§ Work instructions: Print out the entries below with no edits.

-- START OF Given records --

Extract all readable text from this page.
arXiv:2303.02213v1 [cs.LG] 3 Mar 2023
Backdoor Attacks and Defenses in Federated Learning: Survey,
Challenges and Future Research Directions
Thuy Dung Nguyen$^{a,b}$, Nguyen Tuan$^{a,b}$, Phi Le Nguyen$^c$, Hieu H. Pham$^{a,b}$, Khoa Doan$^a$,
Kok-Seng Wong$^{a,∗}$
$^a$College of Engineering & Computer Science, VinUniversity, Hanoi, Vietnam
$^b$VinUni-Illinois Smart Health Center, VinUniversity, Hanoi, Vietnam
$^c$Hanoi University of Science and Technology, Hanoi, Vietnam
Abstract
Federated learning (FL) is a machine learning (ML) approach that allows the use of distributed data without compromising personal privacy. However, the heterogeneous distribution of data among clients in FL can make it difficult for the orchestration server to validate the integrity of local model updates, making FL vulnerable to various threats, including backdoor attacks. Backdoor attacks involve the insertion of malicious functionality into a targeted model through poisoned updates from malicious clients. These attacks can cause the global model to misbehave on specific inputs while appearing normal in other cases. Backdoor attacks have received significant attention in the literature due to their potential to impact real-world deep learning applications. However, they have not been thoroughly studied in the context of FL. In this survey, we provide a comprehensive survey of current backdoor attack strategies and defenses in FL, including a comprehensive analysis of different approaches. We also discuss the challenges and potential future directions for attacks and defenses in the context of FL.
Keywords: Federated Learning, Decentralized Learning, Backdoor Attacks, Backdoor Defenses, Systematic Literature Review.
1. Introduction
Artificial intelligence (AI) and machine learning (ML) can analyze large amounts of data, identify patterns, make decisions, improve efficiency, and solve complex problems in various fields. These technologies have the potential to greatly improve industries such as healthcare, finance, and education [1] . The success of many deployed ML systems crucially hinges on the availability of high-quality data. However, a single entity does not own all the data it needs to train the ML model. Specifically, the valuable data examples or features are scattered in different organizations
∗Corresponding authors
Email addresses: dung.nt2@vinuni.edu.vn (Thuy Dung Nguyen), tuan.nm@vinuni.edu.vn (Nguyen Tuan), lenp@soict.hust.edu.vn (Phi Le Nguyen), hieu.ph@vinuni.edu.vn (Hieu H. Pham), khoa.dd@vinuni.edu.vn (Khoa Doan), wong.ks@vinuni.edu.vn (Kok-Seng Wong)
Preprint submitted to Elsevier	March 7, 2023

-- END OF Given records --

§ Result of this exercise:
Extract all readable text from this page.
arXiv:2303.02213v1 [cs.LG] 3 Mar 2023
Backdoor Attacks and Defenses in Federated Learning: Survey,
Challenges and Future Research Directions
Thuy Dung Nguyen$^{a,b}$, Nguyen Tuan$^{a,b}$, Phi Le Nguyen$^c$, Hieu H. Pham$^{a,b}$, Khoa Doan$^a$,
Kok-Seng Wong$^{a,∗}$
$^a$College of Engineering & Computer Science, VinUniversity, Hanoi, Vietnam
$^b$VinUni-Illinois Smart Health Center, VinUniversity, Hanoi, Vietnam
$^c$Hanoi University of Science and Technology, Hanoi, Vietnam
Abstract
Federated learning (FL) is a machine learning (ML) approach that allows the use of distributed data without compromising personal privacy. However, the heterogeneous distribution of data among clients in FL can make it difficult for the orchestration server to validate the integrity of local model updates, making FL vulnerable to various threats, including backdoor attacks. Backdoor attacks involve the insertion of malicious functionality into a targeted model through poisoned updates from malicious clients. These attacks can cause the global model to misbehave on specific inputs while appearing normal in other cases. Backdoor attacks have received significant attention in the literature due to their potential to impact real-world deep learning applications. However, they have not been thoroughly studied in the context of FL. In this survey, we provide a comprehensive survey of current backdoor attack strategies and defenses in FL, including a comprehensive analysis of different approaches. We also discuss the challenges and potential future directions for attacks and defenses in the context of FL.
Keywords: Federated Learning, Decentralized Learning, Backdoor Attacks, Backdoor Defenses, Systematic Literature Review.
1. Introduction
Artificial intelligence (AI) and machine learning (ML) can analyze large amounts of data, identify patterns, make decisions, improve efficiency, and solve complex problems in various fields. These technologies have the potential to greatly improve industries such as healthcare, finance, and education [1] . The success of many deployed ML systems crucially hinges on the availability of high-quality data. However, a single entity does not own all the data it needs to train the ML model. Specifically, the valuable data examples or features are scattered in different organizations
∗Corresponding authors
Email addresses: dung.nt2@vinuni.edu.vn (Thuy Dung Nguyen), tuan.nm@vinuni.edu.vn (Nguyen Tuan), lenp@soict.hust.edu.vn (Phi Le Nguyen), hieu.ph@vinuni.edu.vn (Hieu H. Pham), khoa.dd@vinuni.edu.vn (Khoa Doan), wong.ks@vinuni.edu.vn (Kok-Seng Wong)
Preprint submitted to Elsevier	March 7, 2023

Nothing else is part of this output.